**WHAT TO PRODUCE:** Output each entry verbatim and exclude every picture from it.

**DATA TO USE:**
-*-

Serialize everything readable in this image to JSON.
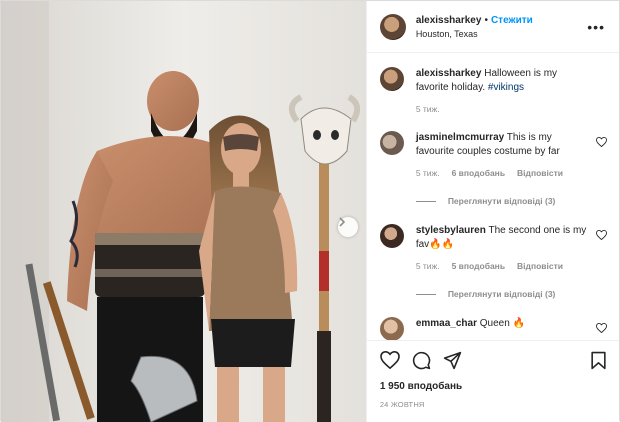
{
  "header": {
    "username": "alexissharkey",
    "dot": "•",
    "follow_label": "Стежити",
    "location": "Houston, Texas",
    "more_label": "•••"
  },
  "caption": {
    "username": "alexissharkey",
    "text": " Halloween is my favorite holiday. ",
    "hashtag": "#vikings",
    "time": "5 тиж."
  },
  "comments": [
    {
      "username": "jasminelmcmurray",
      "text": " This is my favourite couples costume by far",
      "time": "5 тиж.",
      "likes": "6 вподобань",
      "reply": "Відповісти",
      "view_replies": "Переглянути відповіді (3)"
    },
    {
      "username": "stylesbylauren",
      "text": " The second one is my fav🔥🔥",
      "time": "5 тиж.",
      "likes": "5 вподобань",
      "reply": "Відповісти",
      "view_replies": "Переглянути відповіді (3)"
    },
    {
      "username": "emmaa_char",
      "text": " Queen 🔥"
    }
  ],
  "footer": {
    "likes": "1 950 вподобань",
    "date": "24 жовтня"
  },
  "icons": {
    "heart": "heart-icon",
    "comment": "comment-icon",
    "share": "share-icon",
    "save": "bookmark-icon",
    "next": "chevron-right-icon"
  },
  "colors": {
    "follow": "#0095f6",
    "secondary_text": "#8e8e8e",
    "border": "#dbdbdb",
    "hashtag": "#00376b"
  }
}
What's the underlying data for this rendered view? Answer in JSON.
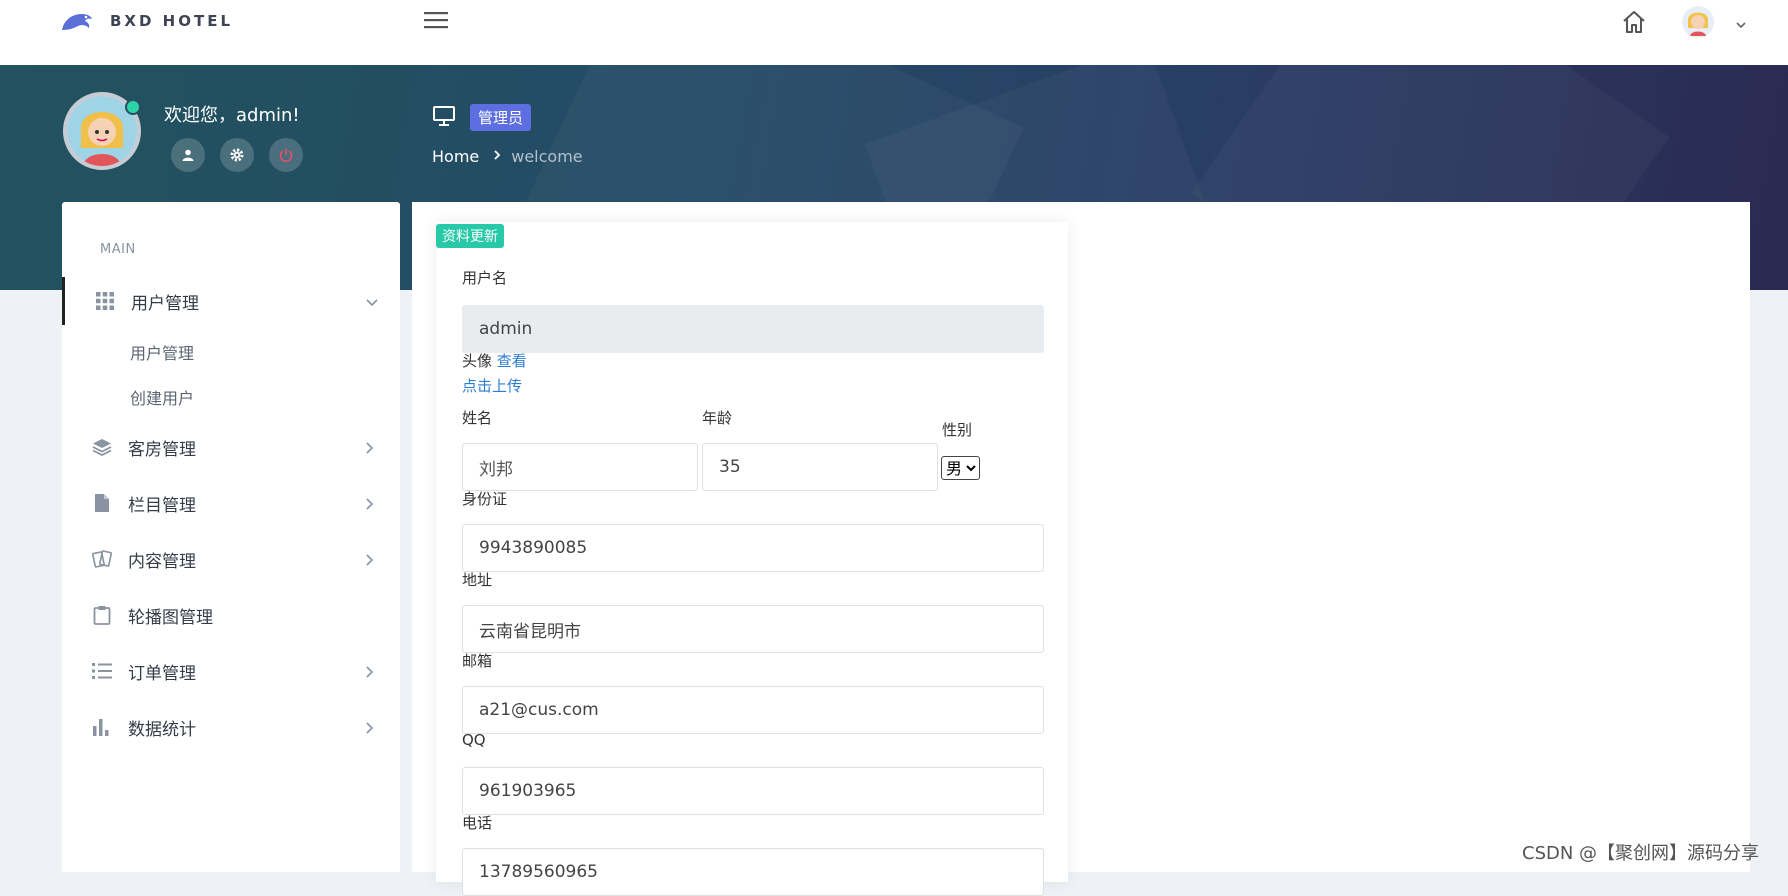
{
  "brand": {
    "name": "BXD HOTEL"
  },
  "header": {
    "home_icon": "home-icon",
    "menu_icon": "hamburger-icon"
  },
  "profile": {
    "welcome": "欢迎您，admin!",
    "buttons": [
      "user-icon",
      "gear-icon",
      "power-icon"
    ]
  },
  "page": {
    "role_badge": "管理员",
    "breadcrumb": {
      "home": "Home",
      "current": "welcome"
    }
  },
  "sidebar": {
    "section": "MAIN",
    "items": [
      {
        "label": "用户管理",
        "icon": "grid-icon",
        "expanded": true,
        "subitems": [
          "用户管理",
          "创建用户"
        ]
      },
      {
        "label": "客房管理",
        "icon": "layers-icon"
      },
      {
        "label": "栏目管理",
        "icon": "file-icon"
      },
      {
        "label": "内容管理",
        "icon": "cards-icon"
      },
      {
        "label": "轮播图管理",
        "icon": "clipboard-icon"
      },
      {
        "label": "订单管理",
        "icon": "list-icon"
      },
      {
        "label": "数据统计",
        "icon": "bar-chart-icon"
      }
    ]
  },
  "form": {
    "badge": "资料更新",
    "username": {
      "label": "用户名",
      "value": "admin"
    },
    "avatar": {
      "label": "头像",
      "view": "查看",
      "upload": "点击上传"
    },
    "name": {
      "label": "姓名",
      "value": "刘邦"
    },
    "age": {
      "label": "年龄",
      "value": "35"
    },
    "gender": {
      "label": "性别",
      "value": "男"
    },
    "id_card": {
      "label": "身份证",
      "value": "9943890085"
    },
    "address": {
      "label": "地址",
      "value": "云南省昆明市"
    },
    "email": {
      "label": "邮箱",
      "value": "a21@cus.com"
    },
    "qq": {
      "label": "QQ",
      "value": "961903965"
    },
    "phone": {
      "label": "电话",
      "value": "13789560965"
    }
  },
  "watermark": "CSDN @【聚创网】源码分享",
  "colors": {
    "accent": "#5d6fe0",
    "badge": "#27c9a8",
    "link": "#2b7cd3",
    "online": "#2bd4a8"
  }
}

-*-

**WRITTEN SOLUTION:**
Serialize everything readable in this image to JSON.
{
  "header": {
    "username": "alexissharkey",
    "dot": "•",
    "follow_label": "Стежити",
    "location": "Houston, Texas",
    "more_label": "•••"
  },
  "caption": {
    "username": "alexissharkey",
    "text": " Halloween is my favorite holiday. ",
    "hashtag": "#vikings",
    "time": "5 тиж."
  },
  "comments": [
    {
      "username": "jasminelmcmurray",
      "text": " This is my favourite couples costume by far",
      "time": "5 тиж.",
      "likes": "6 вподобань",
      "reply": "Відповісти",
      "view_replies": "Переглянути відповіді (3)"
    },
    {
      "username": "stylesbylauren",
      "text": " The second one is my fav🔥🔥",
      "time": "5 тиж.",
      "likes": "5 вподобань",
      "reply": "Відповісти",
      "view_replies": "Переглянути відповіді (3)"
    },
    {
      "username": "emmaa_char",
      "text": " Queen 🔥"
    }
  ],
  "footer": {
    "likes": "1 950 вподобань",
    "date": "24 жовтня"
  },
  "icons": {
    "heart": "heart-icon",
    "comment": "comment-icon",
    "share": "share-icon",
    "save": "bookmark-icon",
    "next": "chevron-right-icon"
  },
  "colors": {
    "follow": "#0095f6",
    "secondary_text": "#8e8e8e",
    "border": "#dbdbdb",
    "hashtag": "#00376b"
  }
}
What's the underlying data for this rendered view? Answer in JSON.
{
  "brand": {
    "name": "BXD HOTEL"
  },
  "header": {
    "home_icon": "home-icon",
    "menu_icon": "hamburger-icon"
  },
  "profile": {
    "welcome": "欢迎您，admin!",
    "buttons": [
      "user-icon",
      "gear-icon",
      "power-icon"
    ]
  },
  "page": {
    "role_badge": "管理员",
    "breadcrumb": {
      "home": "Home",
      "current": "welcome"
    }
  },
  "sidebar": {
    "section": "MAIN",
    "items": [
      {
        "label": "用户管理",
        "icon": "grid-icon",
        "expanded": true,
        "subitems": [
          "用户管理",
          "创建用户"
        ]
      },
      {
        "label": "客房管理",
        "icon": "layers-icon"
      },
      {
        "label": "栏目管理",
        "icon": "file-icon"
      },
      {
        "label": "内容管理",
        "icon": "cards-icon"
      },
      {
        "label": "轮播图管理",
        "icon": "clipboard-icon"
      },
      {
        "label": "订单管理",
        "icon": "list-icon"
      },
      {
        "label": "数据统计",
        "icon": "bar-chart-icon"
      }
    ]
  },
  "form": {
    "badge": "资料更新",
    "username": {
      "label": "用户名",
      "value": "admin"
    },
    "avatar": {
      "label": "头像",
      "view": "查看",
      "upload": "点击上传"
    },
    "name": {
      "label": "姓名",
      "value": "刘邦"
    },
    "age": {
      "label": "年龄",
      "value": "35"
    },
    "gender": {
      "label": "性别",
      "value": "男"
    },
    "id_card": {
      "label": "身份证",
      "value": "9943890085"
    },
    "address": {
      "label": "地址",
      "value": "云南省昆明市"
    },
    "email": {
      "label": "邮箱",
      "value": "a21@cus.com"
    },
    "qq": {
      "label": "QQ",
      "value": "961903965"
    },
    "phone": {
      "label": "电话",
      "value": "13789560965"
    }
  },
  "watermark": "CSDN @【聚创网】源码分享",
  "colors": {
    "accent": "#5d6fe0",
    "badge": "#27c9a8",
    "link": "#2b7cd3",
    "online": "#2bd4a8"
  }
}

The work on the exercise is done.